Problem description:
Only the pictures are to be left out; set down the rest of the records exactly.
======
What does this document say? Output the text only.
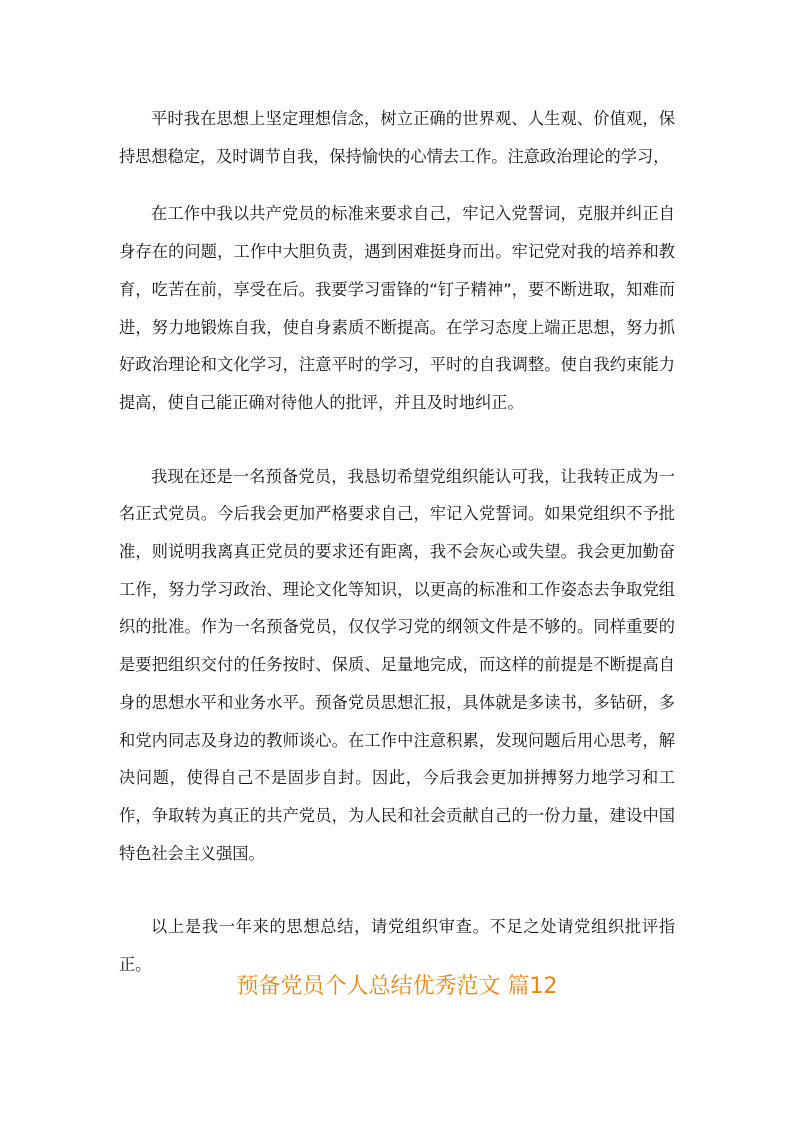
平时我在思想上坚定理想信念，树立正确的世界观、人生观、价值观，保持思想稳定，及时调节自我，保持愉快的心情去工作。注意政治理论的学习，

在工作中我以共产党员的标准来要求自己，牢记入党誓词，克服并纠正自身存在的问题，工作中大胆负责，遇到困难挺身而出。牢记党对我的培养和教育，吃苦在前，享受在后。我要学习雷锋的“钉子精神”，要不断进取，知难而进，努力地锻炼自我，使自身素质不断提高。在学习态度上端正思想，努力抓好政治理论和文化学习，注意平时的学习，平时的自我调整。使自我约束能力提高，使自己能正确对待他人的批评，并且及时地纠正。

我现在还是一名预备党员，我恳切希望党组织能认可我，让我转正成为一名正式党员。今后我会更加严格要求自己，牢记入党誓词。如果党组织不予批准，则说明我离真正党员的要求还有距离，我不会灰心或失望。我会更加勤奋工作，努力学习政治、理论文化等知识，以更高的标准和工作姿态去争取党组织的批准。作为一名预备党员，仅仅学习党的纲领文件是不够的。同样重要的是要把组织交付的任务按时、保质、足量地完成，而这样的前提是不断提高自身的思想水平和业务水平。预备党员思想汇报，具体就是多读书，多钻研，多和党内同志及身边的教师谈心。在工作中注意积累，发现问题后用心思考，解决问题，使得自己不是固步自封。因此，今后我会更加拼搏努力地学习和工作，争取转为真正的共产党员，为人民和社会贡献自己的一份力量，建设中国特色社会主义强国。

以上是我一年来的思想总结，请党组织审查。不足之处请党组织批评指正。

预备党员个人总结优秀范文 篇12
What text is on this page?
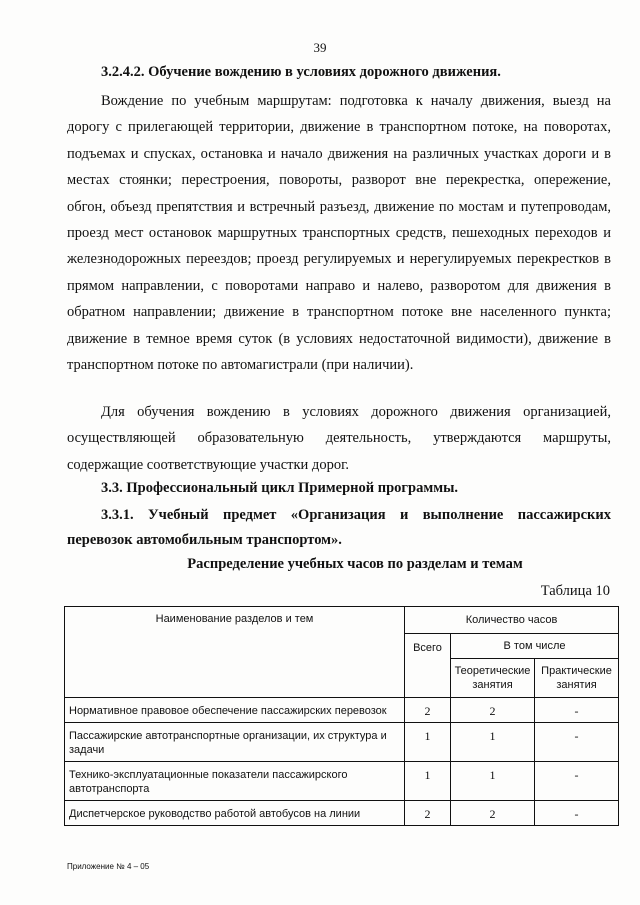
39

3.2.4.2. Обучение вождению в условиях дорожного движения.

Вождение по учебным маршрутам: подготовка к началу движения, выезд на дорогу с прилегающей территории, движение в транспортном потоке, на поворотах, подъемах и спусках, остановка и начало движения на различных участках дороги и в местах стоянки; перестроения, повороты, разворот вне перекрестка, опережение, обгон, объезд препятствия и встречный разъезд, движение по мостам и путепроводам, проезд мест остановок маршрутных транспортных средств, пешеходных переходов и железнодорожных переездов; проезд регулируемых и нерегулируемых перекрестков в прямом направлении, с поворотами направо и налево, разворотом для движения в обратном направлении; движение в транспортном потоке вне населенного пункта; движение в темное время суток (в условиях недостаточной видимости), движение в транспортном потоке по автомагистрали (при наличии).

Для обучения вождению в условиях дорожного движения организацией, осуществляющей образовательную деятельность, утверждаются маршруты, содержащие соответствующие участки дорог.

3.3. Профессиональный цикл Примерной программы.

3.3.1. Учебный предмет «Организация и выполнение пассажирских перевозок автомобильным транспортом».

Распределение учебных часов по разделам и темам
Таблица 10
Наименование разделов и тем	Количество часов		
	Всего	В том числе	
		Теоретические занятия	Практические занятия
Нормативное правовое обеспечение пассажирских перевозок	2	2	-
Пассажирские автотранспортные организации, их структура и задачи	1	1	-
Технико-эксплуатационные показатели пассажирского автотранспорта	1	1	-
Диспетчерское руководство работой автобусов на линии	2	2	-
Приложение № 4 – 05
======
Exercise solution:
What does this document say? Output the text only.
平时我在思想上坚定理想信念，树立正确的世界观、人生观、价值观，保持思想稳定，及时调节自我，保持愉快的心情去工作。注意政治理论的学习，

在工作中我以共产党员的标准来要求自己，牢记入党誓词，克服并纠正自身存在的问题，工作中大胆负责，遇到困难挺身而出。牢记党对我的培养和教育，吃苦在前，享受在后。我要学习雷锋的“钉子精神”，要不断进取，知难而进，努力地锻炼自我，使自身素质不断提高。在学习态度上端正思想，努力抓好政治理论和文化学习，注意平时的学习，平时的自我调整。使自我约束能力提高，使自己能正确对待他人的批评，并且及时地纠正。

我现在还是一名预备党员，我恳切希望党组织能认可我，让我转正成为一名正式党员。今后我会更加严格要求自己，牢记入党誓词。如果党组织不予批准，则说明我离真正党员的要求还有距离，我不会灰心或失望。我会更加勤奋工作，努力学习政治、理论文化等知识，以更高的标准和工作姿态去争取党组织的批准。作为一名预备党员，仅仅学习党的纲领文件是不够的。同样重要的是要把组织交付的任务按时、保质、足量地完成，而这样的前提是不断提高自身的思想水平和业务水平。预备党员思想汇报，具体就是多读书，多钻研，多和党内同志及身边的教师谈心。在工作中注意积累，发现问题后用心思考，解决问题，使得自己不是固步自封。因此，今后我会更加拼搏努力地学习和工作，争取转为真正的共产党员，为人民和社会贡献自己的一份力量，建设中国特色社会主义强国。

以上是我一年来的思想总结，请党组织审查。不足之处请党组织批评指正。

预备党员个人总结优秀范文 篇12
What text is on this page?
39

3.2.4.2. Обучение вождению в условиях дорожного движения.

Вождение по учебным маршрутам: подготовка к началу движения, выезд на дорогу с прилегающей территории, движение в транспортном потоке, на поворотах, подъемах и спусках, остановка и начало движения на различных участках дороги и в местах стоянки; перестроения, повороты, разворот вне перекрестка, опережение, обгон, объезд препятствия и встречный разъезд, движение по мостам и путепроводам, проезд мест остановок маршрутных транспортных средств, пешеходных переходов и железнодорожных переездов; проезд регулируемых и нерегулируемых перекрестков в прямом направлении, с поворотами направо и налево, разворотом для движения в обратном направлении; движение в транспортном потоке вне населенного пункта; движение в темное время суток (в условиях недостаточной видимости), движение в транспортном потоке по автомагистрали (при наличии).

Для обучения вождению в условиях дорожного движения организацией, осуществляющей образовательную деятельность, утверждаются маршруты, содержащие соответствующие участки дорог.

3.3. Профессиональный цикл Примерной программы.

3.3.1. Учебный предмет «Организация и выполнение пассажирских перевозок автомобильным транспортом».

Распределение учебных часов по разделам и темам
Таблица 10
Наименование разделов и тем	Количество часов		
	Всего	В том числе	
		Теоретические занятия	Практические занятия
Нормативное правовое обеспечение пассажирских перевозок	2	2	-
Пассажирские автотранспортные организации, их структура и задачи	1	1	-
Технико-эксплуатационные показатели пассажирского автотранспорта	1	1	-
Диспетчерское руководство работой автобусов на линии	2	2	-
Приложение № 4 – 05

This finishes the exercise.